## Directive
Extract each line of the records below that contains the word "name".

## Extracted records
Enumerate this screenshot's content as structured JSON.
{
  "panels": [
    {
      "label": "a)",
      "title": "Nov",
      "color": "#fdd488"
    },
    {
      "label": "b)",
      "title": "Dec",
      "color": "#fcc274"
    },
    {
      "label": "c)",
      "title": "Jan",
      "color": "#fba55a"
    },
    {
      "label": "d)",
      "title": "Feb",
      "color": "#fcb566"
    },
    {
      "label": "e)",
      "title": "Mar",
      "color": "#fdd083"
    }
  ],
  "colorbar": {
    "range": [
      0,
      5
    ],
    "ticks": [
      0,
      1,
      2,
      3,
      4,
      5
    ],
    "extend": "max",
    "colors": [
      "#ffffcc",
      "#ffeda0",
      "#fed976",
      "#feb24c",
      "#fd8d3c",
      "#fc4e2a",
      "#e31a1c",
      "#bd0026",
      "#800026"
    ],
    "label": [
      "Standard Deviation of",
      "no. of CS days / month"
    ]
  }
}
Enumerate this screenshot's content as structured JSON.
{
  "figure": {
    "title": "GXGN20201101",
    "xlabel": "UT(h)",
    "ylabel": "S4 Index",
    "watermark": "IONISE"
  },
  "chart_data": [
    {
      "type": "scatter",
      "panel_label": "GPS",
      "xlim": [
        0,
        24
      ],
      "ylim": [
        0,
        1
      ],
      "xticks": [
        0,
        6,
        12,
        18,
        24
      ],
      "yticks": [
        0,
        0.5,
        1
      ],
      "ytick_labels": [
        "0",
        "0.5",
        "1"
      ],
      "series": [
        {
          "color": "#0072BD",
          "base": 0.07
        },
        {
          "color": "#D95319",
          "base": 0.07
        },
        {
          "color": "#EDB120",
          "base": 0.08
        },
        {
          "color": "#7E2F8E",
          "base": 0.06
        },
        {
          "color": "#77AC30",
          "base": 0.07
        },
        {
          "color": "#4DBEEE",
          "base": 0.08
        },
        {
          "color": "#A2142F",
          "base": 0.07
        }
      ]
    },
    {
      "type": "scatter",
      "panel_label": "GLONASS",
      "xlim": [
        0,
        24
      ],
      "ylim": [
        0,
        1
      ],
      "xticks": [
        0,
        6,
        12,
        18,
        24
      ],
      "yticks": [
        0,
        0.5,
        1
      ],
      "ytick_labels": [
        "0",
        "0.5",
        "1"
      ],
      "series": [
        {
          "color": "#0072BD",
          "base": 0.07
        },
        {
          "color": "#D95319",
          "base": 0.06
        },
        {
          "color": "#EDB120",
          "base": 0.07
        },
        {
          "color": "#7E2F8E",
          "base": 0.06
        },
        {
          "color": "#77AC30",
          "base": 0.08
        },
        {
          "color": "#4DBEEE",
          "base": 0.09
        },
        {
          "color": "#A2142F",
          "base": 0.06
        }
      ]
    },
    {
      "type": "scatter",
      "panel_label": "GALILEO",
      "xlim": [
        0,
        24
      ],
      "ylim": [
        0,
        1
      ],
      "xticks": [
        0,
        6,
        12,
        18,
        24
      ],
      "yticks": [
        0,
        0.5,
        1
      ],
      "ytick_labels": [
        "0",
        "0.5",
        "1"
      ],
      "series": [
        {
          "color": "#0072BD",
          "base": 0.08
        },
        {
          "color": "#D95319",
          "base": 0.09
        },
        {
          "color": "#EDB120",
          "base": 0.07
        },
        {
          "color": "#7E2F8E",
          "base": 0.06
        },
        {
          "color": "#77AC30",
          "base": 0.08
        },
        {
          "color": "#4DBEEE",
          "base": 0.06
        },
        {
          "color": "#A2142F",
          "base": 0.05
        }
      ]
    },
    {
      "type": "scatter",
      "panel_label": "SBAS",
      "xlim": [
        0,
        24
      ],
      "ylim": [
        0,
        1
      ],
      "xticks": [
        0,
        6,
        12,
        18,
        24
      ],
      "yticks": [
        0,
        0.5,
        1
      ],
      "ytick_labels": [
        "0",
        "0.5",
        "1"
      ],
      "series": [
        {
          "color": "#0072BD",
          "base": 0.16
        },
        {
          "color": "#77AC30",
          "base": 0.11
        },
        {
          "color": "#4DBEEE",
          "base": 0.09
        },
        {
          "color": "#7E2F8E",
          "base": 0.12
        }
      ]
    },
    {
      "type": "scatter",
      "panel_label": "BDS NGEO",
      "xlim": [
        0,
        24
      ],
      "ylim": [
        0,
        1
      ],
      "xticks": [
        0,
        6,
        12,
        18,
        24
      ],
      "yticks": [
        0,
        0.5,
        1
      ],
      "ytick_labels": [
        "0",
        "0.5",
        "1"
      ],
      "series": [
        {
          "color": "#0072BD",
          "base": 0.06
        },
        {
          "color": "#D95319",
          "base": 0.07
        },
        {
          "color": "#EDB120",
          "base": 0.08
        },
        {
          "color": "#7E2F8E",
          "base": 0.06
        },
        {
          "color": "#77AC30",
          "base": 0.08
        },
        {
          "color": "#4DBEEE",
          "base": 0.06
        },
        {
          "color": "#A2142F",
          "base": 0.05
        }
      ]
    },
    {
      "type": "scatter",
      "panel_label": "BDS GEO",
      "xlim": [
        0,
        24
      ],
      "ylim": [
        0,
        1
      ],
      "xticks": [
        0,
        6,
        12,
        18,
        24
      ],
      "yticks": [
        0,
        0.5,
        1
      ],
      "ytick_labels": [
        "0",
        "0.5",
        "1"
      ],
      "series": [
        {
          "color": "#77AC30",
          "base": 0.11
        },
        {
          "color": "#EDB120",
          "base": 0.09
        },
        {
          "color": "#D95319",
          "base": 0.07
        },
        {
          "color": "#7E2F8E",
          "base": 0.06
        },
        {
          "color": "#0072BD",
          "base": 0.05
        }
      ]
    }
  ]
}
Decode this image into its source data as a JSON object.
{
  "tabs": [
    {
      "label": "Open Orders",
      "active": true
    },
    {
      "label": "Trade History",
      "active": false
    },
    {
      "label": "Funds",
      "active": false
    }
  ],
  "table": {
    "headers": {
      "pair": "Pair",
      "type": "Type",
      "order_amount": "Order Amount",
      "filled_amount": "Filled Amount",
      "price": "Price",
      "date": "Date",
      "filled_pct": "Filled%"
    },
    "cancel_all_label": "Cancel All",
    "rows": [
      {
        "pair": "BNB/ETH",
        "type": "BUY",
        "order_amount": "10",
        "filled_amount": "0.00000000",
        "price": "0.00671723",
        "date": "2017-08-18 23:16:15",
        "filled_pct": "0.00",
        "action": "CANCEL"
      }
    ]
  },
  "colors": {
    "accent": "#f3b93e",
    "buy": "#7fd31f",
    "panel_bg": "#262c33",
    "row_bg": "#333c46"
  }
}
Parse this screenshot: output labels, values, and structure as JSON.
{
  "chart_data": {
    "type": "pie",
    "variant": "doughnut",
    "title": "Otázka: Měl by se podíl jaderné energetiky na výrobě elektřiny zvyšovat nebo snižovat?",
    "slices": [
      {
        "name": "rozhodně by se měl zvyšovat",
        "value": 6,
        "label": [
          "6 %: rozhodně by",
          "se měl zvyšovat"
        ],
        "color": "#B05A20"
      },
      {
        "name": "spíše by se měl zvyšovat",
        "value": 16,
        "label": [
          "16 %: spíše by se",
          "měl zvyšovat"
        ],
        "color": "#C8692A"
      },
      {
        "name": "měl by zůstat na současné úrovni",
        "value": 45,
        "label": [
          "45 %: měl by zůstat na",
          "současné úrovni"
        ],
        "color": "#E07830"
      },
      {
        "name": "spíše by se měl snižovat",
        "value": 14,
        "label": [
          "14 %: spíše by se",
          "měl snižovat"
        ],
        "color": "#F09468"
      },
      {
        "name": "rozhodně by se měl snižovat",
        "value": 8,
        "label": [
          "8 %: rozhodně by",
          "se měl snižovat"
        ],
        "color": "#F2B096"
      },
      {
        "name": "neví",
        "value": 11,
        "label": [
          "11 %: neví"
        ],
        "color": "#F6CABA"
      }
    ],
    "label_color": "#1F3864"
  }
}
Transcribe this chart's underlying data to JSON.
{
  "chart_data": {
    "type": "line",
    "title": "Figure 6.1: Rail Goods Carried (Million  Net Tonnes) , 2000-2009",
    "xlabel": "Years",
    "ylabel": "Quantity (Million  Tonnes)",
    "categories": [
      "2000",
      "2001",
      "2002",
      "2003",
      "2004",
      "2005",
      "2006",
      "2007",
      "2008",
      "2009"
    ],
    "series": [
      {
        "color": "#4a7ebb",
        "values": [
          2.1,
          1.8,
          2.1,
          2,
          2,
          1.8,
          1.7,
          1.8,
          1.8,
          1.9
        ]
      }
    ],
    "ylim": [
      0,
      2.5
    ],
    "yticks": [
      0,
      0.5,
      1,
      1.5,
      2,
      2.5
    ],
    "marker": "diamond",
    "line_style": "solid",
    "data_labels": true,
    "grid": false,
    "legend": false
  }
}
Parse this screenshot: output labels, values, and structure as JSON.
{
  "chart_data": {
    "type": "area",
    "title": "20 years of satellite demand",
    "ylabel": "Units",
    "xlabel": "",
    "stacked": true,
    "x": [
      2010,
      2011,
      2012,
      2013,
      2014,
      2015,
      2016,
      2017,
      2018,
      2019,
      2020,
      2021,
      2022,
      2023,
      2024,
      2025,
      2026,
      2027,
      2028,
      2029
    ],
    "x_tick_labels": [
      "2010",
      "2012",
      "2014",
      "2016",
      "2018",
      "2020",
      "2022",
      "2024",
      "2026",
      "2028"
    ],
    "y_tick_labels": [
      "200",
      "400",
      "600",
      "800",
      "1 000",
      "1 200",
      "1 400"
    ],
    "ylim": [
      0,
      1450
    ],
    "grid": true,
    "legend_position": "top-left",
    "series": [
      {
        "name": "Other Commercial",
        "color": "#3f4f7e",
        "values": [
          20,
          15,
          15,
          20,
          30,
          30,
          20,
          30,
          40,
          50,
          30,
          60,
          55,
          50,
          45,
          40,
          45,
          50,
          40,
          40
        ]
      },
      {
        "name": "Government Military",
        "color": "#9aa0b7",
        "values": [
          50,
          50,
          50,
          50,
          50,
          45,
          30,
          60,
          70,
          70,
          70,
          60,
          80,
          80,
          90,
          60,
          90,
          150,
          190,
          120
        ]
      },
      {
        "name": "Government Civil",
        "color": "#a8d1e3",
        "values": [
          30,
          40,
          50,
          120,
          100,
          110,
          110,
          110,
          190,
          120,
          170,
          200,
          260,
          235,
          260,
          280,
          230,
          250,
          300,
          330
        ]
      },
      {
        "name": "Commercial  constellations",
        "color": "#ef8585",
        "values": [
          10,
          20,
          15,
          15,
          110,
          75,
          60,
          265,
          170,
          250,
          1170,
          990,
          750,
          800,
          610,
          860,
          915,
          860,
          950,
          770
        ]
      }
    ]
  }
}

## Reply
        "name": "rozhodně by se měl zvyšovat",
        "name": "spíše by se měl zvyšovat",
        "name": "měl by zůstat na současné úrovni",
        "name": "spíše by se měl snižovat",
        "name": "rozhodně by se měl snižovat",
        "name": "neví",
        "name": "Other Commercial",
        "name": "Government Military",
        "name": "Government Civil",
        "name": "Commercial  constellations",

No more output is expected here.